• _Your task_: Filter the entries and keep only the lines where the string "Lägre" appears.

• _Records supplied_:
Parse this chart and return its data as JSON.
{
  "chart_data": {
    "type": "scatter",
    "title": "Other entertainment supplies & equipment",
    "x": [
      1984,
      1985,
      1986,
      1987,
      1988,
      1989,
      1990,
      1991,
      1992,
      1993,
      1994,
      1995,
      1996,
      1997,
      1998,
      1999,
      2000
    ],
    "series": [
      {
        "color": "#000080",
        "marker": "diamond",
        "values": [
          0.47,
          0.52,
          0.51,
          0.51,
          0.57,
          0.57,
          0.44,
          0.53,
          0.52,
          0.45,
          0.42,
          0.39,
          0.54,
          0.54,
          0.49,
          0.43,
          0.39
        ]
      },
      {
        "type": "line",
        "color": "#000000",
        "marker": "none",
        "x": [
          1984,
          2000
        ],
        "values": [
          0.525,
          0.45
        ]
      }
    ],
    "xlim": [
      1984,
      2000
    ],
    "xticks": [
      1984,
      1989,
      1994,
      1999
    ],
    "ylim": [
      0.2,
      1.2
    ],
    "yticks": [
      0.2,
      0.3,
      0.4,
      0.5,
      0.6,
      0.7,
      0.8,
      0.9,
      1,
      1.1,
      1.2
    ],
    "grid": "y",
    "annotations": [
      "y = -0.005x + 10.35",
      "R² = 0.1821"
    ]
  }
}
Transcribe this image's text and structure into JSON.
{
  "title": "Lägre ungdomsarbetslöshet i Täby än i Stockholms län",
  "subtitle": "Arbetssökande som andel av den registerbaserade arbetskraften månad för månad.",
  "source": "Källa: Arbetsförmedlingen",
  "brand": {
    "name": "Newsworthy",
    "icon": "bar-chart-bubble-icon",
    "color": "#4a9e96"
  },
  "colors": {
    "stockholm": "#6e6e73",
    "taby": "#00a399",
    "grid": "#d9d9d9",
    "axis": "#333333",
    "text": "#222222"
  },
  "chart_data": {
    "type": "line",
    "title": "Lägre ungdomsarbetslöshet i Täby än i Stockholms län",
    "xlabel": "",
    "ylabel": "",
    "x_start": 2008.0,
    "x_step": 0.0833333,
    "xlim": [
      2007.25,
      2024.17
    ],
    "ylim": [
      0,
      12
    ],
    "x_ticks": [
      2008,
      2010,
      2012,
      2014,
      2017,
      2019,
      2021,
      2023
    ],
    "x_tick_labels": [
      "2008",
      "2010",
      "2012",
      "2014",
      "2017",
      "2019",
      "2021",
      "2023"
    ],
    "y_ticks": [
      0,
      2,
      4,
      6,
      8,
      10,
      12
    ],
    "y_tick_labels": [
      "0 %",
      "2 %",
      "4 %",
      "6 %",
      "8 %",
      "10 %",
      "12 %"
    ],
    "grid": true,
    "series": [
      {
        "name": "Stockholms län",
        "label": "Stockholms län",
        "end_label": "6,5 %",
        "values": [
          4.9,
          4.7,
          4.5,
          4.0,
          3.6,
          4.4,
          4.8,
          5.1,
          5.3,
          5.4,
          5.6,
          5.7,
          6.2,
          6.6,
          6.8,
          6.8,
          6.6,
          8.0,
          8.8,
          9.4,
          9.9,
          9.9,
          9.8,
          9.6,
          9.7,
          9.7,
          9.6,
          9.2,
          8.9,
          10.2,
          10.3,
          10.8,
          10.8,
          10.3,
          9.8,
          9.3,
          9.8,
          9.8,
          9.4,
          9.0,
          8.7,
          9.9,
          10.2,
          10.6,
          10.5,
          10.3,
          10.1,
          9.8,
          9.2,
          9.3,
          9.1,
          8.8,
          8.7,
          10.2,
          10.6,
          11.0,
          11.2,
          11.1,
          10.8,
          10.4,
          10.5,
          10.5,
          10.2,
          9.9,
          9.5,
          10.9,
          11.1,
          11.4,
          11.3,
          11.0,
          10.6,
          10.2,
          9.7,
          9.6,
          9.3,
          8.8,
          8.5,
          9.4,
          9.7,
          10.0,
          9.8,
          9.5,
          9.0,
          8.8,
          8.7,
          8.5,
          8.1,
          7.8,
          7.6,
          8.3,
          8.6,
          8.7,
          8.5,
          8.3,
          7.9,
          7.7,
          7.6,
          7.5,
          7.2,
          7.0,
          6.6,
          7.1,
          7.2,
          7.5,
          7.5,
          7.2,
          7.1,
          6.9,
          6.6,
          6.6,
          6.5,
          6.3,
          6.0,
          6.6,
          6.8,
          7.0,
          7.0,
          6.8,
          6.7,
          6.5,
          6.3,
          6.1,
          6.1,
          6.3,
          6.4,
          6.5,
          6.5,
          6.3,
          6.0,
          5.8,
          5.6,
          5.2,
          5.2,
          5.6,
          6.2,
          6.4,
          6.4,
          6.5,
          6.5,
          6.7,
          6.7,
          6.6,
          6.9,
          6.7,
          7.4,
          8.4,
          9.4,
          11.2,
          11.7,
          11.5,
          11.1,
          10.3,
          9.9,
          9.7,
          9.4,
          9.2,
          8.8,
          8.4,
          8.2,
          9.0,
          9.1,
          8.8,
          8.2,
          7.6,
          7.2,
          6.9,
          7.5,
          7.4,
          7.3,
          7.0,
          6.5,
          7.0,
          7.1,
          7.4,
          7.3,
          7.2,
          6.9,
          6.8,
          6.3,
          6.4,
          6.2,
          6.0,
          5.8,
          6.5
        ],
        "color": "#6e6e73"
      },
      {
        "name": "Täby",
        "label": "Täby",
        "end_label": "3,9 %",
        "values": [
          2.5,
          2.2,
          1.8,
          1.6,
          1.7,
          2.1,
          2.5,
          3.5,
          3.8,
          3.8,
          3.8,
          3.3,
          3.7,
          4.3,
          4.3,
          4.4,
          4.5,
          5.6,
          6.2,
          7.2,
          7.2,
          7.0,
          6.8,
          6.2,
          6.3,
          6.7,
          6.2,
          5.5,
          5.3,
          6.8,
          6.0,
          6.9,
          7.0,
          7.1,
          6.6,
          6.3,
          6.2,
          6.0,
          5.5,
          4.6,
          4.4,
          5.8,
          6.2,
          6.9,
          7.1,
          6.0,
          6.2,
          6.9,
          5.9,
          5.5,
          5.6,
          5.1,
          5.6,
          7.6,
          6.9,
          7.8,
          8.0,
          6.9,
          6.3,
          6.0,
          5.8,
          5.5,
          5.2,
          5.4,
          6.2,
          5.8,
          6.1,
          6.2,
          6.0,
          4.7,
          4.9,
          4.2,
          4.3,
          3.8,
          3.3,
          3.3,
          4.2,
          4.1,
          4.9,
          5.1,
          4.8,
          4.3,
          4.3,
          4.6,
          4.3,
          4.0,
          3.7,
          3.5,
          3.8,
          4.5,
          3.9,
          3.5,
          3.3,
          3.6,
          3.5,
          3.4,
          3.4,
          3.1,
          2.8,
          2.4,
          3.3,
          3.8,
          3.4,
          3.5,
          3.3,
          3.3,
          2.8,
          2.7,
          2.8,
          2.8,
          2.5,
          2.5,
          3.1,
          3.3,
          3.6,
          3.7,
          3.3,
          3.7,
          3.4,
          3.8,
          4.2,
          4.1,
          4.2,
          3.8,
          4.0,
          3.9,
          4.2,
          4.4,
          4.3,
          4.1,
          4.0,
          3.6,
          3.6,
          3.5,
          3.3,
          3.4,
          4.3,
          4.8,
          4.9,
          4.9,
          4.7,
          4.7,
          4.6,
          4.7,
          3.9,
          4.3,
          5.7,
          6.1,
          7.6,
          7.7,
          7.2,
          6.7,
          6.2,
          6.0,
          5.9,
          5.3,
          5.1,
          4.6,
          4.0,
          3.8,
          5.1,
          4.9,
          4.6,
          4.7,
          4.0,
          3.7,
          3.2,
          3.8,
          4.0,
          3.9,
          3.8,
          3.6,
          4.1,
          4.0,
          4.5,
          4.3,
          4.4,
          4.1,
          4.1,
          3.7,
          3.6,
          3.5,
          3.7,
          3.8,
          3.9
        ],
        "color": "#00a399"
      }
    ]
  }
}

• _Final result_:
  "title": "Lägre ungdomsarbetslöshet i Täby än i Stockholms län",
    "title": "Lägre ungdomsarbetslöshet i Täby än i Stockholms län",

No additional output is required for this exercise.